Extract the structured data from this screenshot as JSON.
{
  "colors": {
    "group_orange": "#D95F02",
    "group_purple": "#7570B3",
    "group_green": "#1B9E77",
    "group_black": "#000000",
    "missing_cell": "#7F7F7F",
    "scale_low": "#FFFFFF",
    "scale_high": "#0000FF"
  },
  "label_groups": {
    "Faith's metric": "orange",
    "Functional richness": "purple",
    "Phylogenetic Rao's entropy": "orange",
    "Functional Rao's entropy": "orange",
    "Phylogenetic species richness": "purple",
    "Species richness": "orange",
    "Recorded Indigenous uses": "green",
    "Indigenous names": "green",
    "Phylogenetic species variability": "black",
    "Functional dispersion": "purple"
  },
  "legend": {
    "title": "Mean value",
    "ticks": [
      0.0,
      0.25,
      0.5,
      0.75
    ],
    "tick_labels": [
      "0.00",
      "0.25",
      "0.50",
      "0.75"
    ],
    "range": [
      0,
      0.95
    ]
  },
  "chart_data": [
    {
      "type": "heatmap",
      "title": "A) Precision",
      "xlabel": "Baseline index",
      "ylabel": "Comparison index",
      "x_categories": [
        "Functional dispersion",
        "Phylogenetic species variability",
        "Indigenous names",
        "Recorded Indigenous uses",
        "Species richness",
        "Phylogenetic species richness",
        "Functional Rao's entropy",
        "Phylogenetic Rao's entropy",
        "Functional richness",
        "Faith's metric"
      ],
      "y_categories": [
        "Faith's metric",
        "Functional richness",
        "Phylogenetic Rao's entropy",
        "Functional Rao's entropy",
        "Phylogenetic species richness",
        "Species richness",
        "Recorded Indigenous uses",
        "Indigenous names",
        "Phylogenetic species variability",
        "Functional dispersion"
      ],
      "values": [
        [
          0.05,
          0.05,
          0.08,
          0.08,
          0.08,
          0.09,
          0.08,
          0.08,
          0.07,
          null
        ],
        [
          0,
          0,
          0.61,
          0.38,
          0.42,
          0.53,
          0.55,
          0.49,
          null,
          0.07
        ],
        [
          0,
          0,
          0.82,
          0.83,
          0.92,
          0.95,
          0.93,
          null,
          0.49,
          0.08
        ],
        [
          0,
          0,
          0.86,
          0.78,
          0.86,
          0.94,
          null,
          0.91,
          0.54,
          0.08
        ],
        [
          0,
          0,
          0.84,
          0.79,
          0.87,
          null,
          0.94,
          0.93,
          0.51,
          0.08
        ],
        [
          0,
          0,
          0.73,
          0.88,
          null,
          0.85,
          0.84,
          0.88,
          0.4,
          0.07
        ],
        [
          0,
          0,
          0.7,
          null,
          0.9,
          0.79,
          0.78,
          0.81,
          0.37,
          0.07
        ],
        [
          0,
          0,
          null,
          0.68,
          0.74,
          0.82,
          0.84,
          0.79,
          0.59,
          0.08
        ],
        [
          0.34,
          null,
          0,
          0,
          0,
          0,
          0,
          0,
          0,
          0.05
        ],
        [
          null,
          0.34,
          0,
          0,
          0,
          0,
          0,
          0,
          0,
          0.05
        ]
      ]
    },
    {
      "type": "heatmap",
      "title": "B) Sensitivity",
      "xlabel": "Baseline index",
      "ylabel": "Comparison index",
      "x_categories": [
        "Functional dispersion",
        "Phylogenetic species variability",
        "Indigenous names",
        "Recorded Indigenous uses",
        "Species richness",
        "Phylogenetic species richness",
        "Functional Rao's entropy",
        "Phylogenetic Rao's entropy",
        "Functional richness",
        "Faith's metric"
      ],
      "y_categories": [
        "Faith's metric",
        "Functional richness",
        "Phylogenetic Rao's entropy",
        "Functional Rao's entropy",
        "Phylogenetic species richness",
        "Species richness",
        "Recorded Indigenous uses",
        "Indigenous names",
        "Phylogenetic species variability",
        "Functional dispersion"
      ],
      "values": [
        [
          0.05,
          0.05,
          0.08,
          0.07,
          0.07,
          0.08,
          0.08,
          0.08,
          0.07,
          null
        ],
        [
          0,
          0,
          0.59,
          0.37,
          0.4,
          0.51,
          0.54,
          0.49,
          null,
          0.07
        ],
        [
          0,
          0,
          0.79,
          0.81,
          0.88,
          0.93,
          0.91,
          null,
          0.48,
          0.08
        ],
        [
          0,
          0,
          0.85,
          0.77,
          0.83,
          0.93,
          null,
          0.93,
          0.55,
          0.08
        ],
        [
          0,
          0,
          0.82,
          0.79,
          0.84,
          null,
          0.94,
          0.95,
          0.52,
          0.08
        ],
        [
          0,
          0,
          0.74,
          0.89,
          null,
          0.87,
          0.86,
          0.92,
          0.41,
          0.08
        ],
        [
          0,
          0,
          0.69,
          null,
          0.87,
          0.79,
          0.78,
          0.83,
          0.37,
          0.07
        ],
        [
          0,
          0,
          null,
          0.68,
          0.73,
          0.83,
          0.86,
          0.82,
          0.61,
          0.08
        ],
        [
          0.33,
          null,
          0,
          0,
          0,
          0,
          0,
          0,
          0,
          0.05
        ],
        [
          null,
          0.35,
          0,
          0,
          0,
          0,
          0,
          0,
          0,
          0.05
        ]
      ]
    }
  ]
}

* STATED TASK
Reproduce the listing in full. Keep it exactly as written.

* ANSWER
Extract the structured data from this screenshot as JSON.
{
  "colors": {
    "group_orange": "#D95F02",
    "group_purple": "#7570B3",
    "group_green": "#1B9E77",
    "group_black": "#000000",
    "missing_cell": "#7F7F7F",
    "scale_low": "#FFFFFF",
    "scale_high": "#0000FF"
  },
  "label_groups": {
    "Faith's metric": "orange",
    "Functional richness": "purple",
    "Phylogenetic Rao's entropy": "orange",
    "Functional Rao's entropy": "orange",
    "Phylogenetic species richness": "purple",
    "Species richness": "orange",
    "Recorded Indigenous uses": "green",
    "Indigenous names": "green",
    "Phylogenetic species variability": "black",
    "Functional dispersion": "purple"
  },
  "legend": {
    "title": "Mean value",
    "ticks": [
      0.0,
      0.25,
      0.5,
      0.75
    ],
    "tick_labels": [
      "0.00",
      "0.25",
      "0.50",
      "0.75"
    ],
    "range": [
      0,
      0.95
    ]
  },
  "chart_data": [
    {
      "type": "heatmap",
      "title": "A) Precision",
      "xlabel": "Baseline index",
      "ylabel": "Comparison index",
      "x_categories": [
        "Functional dispersion",
        "Phylogenetic species variability",
        "Indigenous names",
        "Recorded Indigenous uses",
        "Species richness",
        "Phylogenetic species richness",
        "Functional Rao's entropy",
        "Phylogenetic Rao's entropy",
        "Functional richness",
        "Faith's metric"
      ],
      "y_categories": [
        "Faith's metric",
        "Functional richness",
        "Phylogenetic Rao's entropy",
        "Functional Rao's entropy",
        "Phylogenetic species richness",
        "Species richness",
        "Recorded Indigenous uses",
        "Indigenous names",
        "Phylogenetic species variability",
        "Functional dispersion"
      ],
      "values": [
        [
          0.05,
          0.05,
          0.08,
          0.08,
          0.08,
          0.09,
          0.08,
          0.08,
          0.07,
          null
        ],
        [
          0,
          0,
          0.61,
          0.38,
          0.42,
          0.53,
          0.55,
          0.49,
          null,
          0.07
        ],
        [
          0,
          0,
          0.82,
          0.83,
          0.92,
          0.95,
          0.93,
          null,
          0.49,
          0.08
        ],
        [
          0,
          0,
          0.86,
          0.78,
          0.86,
          0.94,
          null,
          0.91,
          0.54,
          0.08
        ],
        [
          0,
          0,
          0.84,
          0.79,
          0.87,
          null,
          0.94,
          0.93,
          0.51,
          0.08
        ],
        [
          0,
          0,
          0.73,
          0.88,
          null,
          0.85,
          0.84,
          0.88,
          0.4,
          0.07
        ],
        [
          0,
          0,
          0.7,
          null,
          0.9,
          0.79,
          0.78,
          0.81,
          0.37,
          0.07
        ],
        [
          0,
          0,
          null,
          0.68,
          0.74,
          0.82,
          0.84,
          0.79,
          0.59,
          0.08
        ],
        [
          0.34,
          null,
          0,
          0,
          0,
          0,
          0,
          0,
          0,
          0.05
        ],
        [
          null,
          0.34,
          0,
          0,
          0,
          0,
          0,
          0,
          0,
          0.05
        ]
      ]
    },
    {
      "type": "heatmap",
      "title": "B) Sensitivity",
      "xlabel": "Baseline index",
      "ylabel": "Comparison index",
      "x_categories": [
        "Functional dispersion",
        "Phylogenetic species variability",
        "Indigenous names",
        "Recorded Indigenous uses",
        "Species richness",
        "Phylogenetic species richness",
        "Functional Rao's entropy",
        "Phylogenetic Rao's entropy",
        "Functional richness",
        "Faith's metric"
      ],
      "y_categories": [
        "Faith's metric",
        "Functional richness",
        "Phylogenetic Rao's entropy",
        "Functional Rao's entropy",
        "Phylogenetic species richness",
        "Species richness",
        "Recorded Indigenous uses",
        "Indigenous names",
        "Phylogenetic species variability",
        "Functional dispersion"
      ],
      "values": [
        [
          0.05,
          0.05,
          0.08,
          0.07,
          0.07,
          0.08,
          0.08,
          0.08,
          0.07,
          null
        ],
        [
          0,
          0,
          0.59,
          0.37,
          0.4,
          0.51,
          0.54,
          0.49,
          null,
          0.07
        ],
        [
          0,
          0,
          0.79,
          0.81,
          0.88,
          0.93,
          0.91,
          null,
          0.48,
          0.08
        ],
        [
          0,
          0,
          0.85,
          0.77,
          0.83,
          0.93,
          null,
          0.93,
          0.55,
          0.08
        ],
        [
          0,
          0,
          0.82,
          0.79,
          0.84,
          null,
          0.94,
          0.95,
          0.52,
          0.08
        ],
        [
          0,
          0,
          0.74,
          0.89,
          null,
          0.87,
          0.86,
          0.92,
          0.41,
          0.08
        ],
        [
          0,
          0,
          0.69,
          null,
          0.87,
          0.79,
          0.78,
          0.83,
          0.37,
          0.07
        ],
        [
          0,
          0,
          null,
          0.68,
          0.73,
          0.83,
          0.86,
          0.82,
          0.61,
          0.08
        ],
        [
          0.33,
          null,
          0,
          0,
          0,
          0,
          0,
          0,
          0,
          0.05
        ],
        [
          null,
          0.35,
          0,
          0,
          0,
          0,
          0,
          0,
          0,
          0.05
        ]
      ]
    }
  ]
}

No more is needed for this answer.